You are to retype all of the data exactly as it appears.

**Dataset rows**
┌────────
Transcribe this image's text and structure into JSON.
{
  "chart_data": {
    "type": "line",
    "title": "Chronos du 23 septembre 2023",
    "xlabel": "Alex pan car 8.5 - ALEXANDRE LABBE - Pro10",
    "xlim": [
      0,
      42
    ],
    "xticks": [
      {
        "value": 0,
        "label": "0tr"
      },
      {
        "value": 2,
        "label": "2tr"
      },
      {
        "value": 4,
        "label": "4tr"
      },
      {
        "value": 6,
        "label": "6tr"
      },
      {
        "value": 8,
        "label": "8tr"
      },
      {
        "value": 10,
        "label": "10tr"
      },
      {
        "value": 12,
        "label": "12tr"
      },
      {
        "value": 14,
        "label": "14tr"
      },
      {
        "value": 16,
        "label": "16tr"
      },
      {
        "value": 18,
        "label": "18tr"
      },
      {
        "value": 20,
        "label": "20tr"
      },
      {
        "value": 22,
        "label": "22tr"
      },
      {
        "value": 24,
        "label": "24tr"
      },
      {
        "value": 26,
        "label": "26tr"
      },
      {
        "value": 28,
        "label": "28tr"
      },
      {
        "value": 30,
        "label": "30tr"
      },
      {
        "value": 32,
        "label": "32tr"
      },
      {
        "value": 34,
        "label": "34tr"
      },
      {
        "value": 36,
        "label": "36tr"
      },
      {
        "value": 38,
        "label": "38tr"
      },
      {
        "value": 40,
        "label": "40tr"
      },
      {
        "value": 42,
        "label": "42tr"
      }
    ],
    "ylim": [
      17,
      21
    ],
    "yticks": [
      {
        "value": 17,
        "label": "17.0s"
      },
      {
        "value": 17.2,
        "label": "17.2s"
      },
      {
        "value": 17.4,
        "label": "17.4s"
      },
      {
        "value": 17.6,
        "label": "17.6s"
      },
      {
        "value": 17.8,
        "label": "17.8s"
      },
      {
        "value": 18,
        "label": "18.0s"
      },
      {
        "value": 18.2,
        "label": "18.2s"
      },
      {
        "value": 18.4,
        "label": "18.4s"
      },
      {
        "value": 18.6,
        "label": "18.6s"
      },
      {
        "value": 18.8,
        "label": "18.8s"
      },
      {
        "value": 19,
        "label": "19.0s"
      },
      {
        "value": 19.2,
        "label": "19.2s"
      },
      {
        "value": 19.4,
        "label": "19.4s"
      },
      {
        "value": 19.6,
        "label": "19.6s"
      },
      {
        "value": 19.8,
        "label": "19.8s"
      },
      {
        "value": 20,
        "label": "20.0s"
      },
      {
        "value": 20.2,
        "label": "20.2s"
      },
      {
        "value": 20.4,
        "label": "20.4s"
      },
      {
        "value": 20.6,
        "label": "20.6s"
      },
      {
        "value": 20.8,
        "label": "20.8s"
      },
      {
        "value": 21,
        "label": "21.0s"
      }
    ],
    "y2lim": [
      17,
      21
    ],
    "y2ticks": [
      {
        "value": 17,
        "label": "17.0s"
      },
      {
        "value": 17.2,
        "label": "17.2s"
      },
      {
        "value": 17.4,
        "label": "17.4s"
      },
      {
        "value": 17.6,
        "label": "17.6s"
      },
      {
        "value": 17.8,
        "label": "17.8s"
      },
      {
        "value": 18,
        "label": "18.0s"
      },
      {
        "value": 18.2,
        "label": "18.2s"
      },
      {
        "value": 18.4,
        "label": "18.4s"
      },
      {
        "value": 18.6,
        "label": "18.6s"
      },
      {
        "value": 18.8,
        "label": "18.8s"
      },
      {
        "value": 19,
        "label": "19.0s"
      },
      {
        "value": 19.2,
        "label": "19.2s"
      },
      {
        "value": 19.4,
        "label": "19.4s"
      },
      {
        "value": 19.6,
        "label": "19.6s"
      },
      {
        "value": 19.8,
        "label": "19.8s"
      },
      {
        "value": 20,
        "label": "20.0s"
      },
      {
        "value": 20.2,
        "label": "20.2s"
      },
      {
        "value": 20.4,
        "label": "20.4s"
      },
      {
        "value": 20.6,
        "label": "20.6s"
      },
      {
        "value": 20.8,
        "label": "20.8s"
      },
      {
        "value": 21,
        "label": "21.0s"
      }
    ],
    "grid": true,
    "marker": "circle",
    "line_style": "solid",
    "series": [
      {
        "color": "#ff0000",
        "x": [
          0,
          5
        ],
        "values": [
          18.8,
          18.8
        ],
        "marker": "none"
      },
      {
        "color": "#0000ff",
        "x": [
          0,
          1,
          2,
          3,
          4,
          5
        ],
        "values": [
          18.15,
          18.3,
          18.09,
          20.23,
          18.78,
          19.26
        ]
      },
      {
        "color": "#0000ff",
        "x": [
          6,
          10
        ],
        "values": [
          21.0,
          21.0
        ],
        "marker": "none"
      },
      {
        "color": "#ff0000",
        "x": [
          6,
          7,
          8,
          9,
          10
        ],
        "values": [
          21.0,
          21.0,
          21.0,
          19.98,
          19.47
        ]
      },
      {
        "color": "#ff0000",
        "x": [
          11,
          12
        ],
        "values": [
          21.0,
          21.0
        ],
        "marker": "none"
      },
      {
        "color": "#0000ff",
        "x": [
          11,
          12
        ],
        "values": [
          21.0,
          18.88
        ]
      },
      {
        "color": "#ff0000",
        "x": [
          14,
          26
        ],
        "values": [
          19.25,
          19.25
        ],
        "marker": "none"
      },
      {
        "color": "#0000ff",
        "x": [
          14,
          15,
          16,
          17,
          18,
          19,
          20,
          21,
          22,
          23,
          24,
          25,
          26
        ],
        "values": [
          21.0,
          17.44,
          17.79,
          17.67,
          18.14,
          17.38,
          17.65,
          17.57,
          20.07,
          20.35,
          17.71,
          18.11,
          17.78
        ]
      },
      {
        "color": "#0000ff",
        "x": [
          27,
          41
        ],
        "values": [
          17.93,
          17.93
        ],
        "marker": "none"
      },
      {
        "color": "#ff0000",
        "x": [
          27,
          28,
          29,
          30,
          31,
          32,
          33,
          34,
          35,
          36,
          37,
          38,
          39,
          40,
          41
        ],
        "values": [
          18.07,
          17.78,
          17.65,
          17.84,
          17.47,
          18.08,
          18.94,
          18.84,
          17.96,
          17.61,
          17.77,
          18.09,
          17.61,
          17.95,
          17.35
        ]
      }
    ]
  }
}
└────────
**EXPECTED OUTPUT**
Transcribe this image's text and structure into JSON.
{
  "chart_data": {
    "type": "line",
    "title": "Chronos du 23 septembre 2023",
    "xlabel": "Alex pan car 8.5 - ALEXANDRE LABBE - Pro10",
    "xlim": [
      0,
      42
    ],
    "xticks": [
      {
        "value": 0,
        "label": "0tr"
      },
      {
        "value": 2,
        "label": "2tr"
      },
      {
        "value": 4,
        "label": "4tr"
      },
      {
        "value": 6,
        "label": "6tr"
      },
      {
        "value": 8,
        "label": "8tr"
      },
      {
        "value": 10,
        "label": "10tr"
      },
      {
        "value": 12,
        "label": "12tr"
      },
      {
        "value": 14,
        "label": "14tr"
      },
      {
        "value": 16,
        "label": "16tr"
      },
      {
        "value": 18,
        "label": "18tr"
      },
      {
        "value": 20,
        "label": "20tr"
      },
      {
        "value": 22,
        "label": "22tr"
      },
      {
        "value": 24,
        "label": "24tr"
      },
      {
        "value": 26,
        "label": "26tr"
      },
      {
        "value": 28,
        "label": "28tr"
      },
      {
        "value": 30,
        "label": "30tr"
      },
      {
        "value": 32,
        "label": "32tr"
      },
      {
        "value": 34,
        "label": "34tr"
      },
      {
        "value": 36,
        "label": "36tr"
      },
      {
        "value": 38,
        "label": "38tr"
      },
      {
        "value": 40,
        "label": "40tr"
      },
      {
        "value": 42,
        "label": "42tr"
      }
    ],
    "ylim": [
      17,
      21
    ],
    "yticks": [
      {
        "value": 17,
        "label": "17.0s"
      },
      {
        "value": 17.2,
        "label": "17.2s"
      },
      {
        "value": 17.4,
        "label": "17.4s"
      },
      {
        "value": 17.6,
        "label": "17.6s"
      },
      {
        "value": 17.8,
        "label": "17.8s"
      },
      {
        "value": 18,
        "label": "18.0s"
      },
      {
        "value": 18.2,
        "label": "18.2s"
      },
      {
        "value": 18.4,
        "label": "18.4s"
      },
      {
        "value": 18.6,
        "label": "18.6s"
      },
      {
        "value": 18.8,
        "label": "18.8s"
      },
      {
        "value": 19,
        "label": "19.0s"
      },
      {
        "value": 19.2,
        "label": "19.2s"
      },
      {
        "value": 19.4,
        "label": "19.4s"
      },
      {
        "value": 19.6,
        "label": "19.6s"
      },
      {
        "value": 19.8,
        "label": "19.8s"
      },
      {
        "value": 20,
        "label": "20.0s"
      },
      {
        "value": 20.2,
        "label": "20.2s"
      },
      {
        "value": 20.4,
        "label": "20.4s"
      },
      {
        "value": 20.6,
        "label": "20.6s"
      },
      {
        "value": 20.8,
        "label": "20.8s"
      },
      {
        "value": 21,
        "label": "21.0s"
      }
    ],
    "y2lim": [
      17,
      21
    ],
    "y2ticks": [
      {
        "value": 17,
        "label": "17.0s"
      },
      {
        "value": 17.2,
        "label": "17.2s"
      },
      {
        "value": 17.4,
        "label": "17.4s"
      },
      {
        "value": 17.6,
        "label": "17.6s"
      },
      {
        "value": 17.8,
        "label": "17.8s"
      },
      {
        "value": 18,
        "label": "18.0s"
      },
      {
        "value": 18.2,
        "label": "18.2s"
      },
      {
        "value": 18.4,
        "label": "18.4s"
      },
      {
        "value": 18.6,
        "label": "18.6s"
      },
      {
        "value": 18.8,
        "label": "18.8s"
      },
      {
        "value": 19,
        "label": "19.0s"
      },
      {
        "value": 19.2,
        "label": "19.2s"
      },
      {
        "value": 19.4,
        "label": "19.4s"
      },
      {
        "value": 19.6,
        "label": "19.6s"
      },
      {
        "value": 19.8,
        "label": "19.8s"
      },
      {
        "value": 20,
        "label": "20.0s"
      },
      {
        "value": 20.2,
        "label": "20.2s"
      },
      {
        "value": 20.4,
        "label": "20.4s"
      },
      {
        "value": 20.6,
        "label": "20.6s"
      },
      {
        "value": 20.8,
        "label": "20.8s"
      },
      {
        "value": 21,
        "label": "21.0s"
      }
    ],
    "grid": true,
    "marker": "circle",
    "line_style": "solid",
    "series": [
      {
        "color": "#ff0000",
        "x": [
          0,
          5
        ],
        "values": [
          18.8,
          18.8
        ],
        "marker": "none"
      },
      {
        "color": "#0000ff",
        "x": [
          0,
          1,
          2,
          3,
          4,
          5
        ],
        "values": [
          18.15,
          18.3,
          18.09,
          20.23,
          18.78,
          19.26
        ]
      },
      {
        "color": "#0000ff",
        "x": [
          6,
          10
        ],
        "values": [
          21.0,
          21.0
        ],
        "marker": "none"
      },
      {
        "color": "#ff0000",
        "x": [
          6,
          7,
          8,
          9,
          10
        ],
        "values": [
          21.0,
          21.0,
          21.0,
          19.98,
          19.47
        ]
      },
      {
        "color": "#ff0000",
        "x": [
          11,
          12
        ],
        "values": [
          21.0,
          21.0
        ],
        "marker": "none"
      },
      {
        "color": "#0000ff",
        "x": [
          11,
          12
        ],
        "values": [
          21.0,
          18.88
        ]
      },
      {
        "color": "#ff0000",
        "x": [
          14,
          26
        ],
        "values": [
          19.25,
          19.25
        ],
        "marker": "none"
      },
      {
        "color": "#0000ff",
        "x": [
          14,
          15,
          16,
          17,
          18,
          19,
          20,
          21,
          22,
          23,
          24,
          25,
          26
        ],
        "values": [
          21.0,
          17.44,
          17.79,
          17.67,
          18.14,
          17.38,
          17.65,
          17.57,
          20.07,
          20.35,
          17.71,
          18.11,
          17.78
        ]
      },
      {
        "color": "#0000ff",
        "x": [
          27,
          41
        ],
        "values": [
          17.93,
          17.93
        ],
        "marker": "none"
      },
      {
        "color": "#ff0000",
        "x": [
          27,
          28,
          29,
          30,
          31,
          32,
          33,
          34,
          35,
          36,
          37,
          38,
          39,
          40,
          41
        ],
        "values": [
          18.07,
          17.78,
          17.65,
          17.84,
          17.47,
          18.08,
          18.94,
          18.84,
          17.96,
          17.61,
          17.77,
          18.09,
          17.61,
          17.95,
          17.35
        ]
      }
    ]
  }
}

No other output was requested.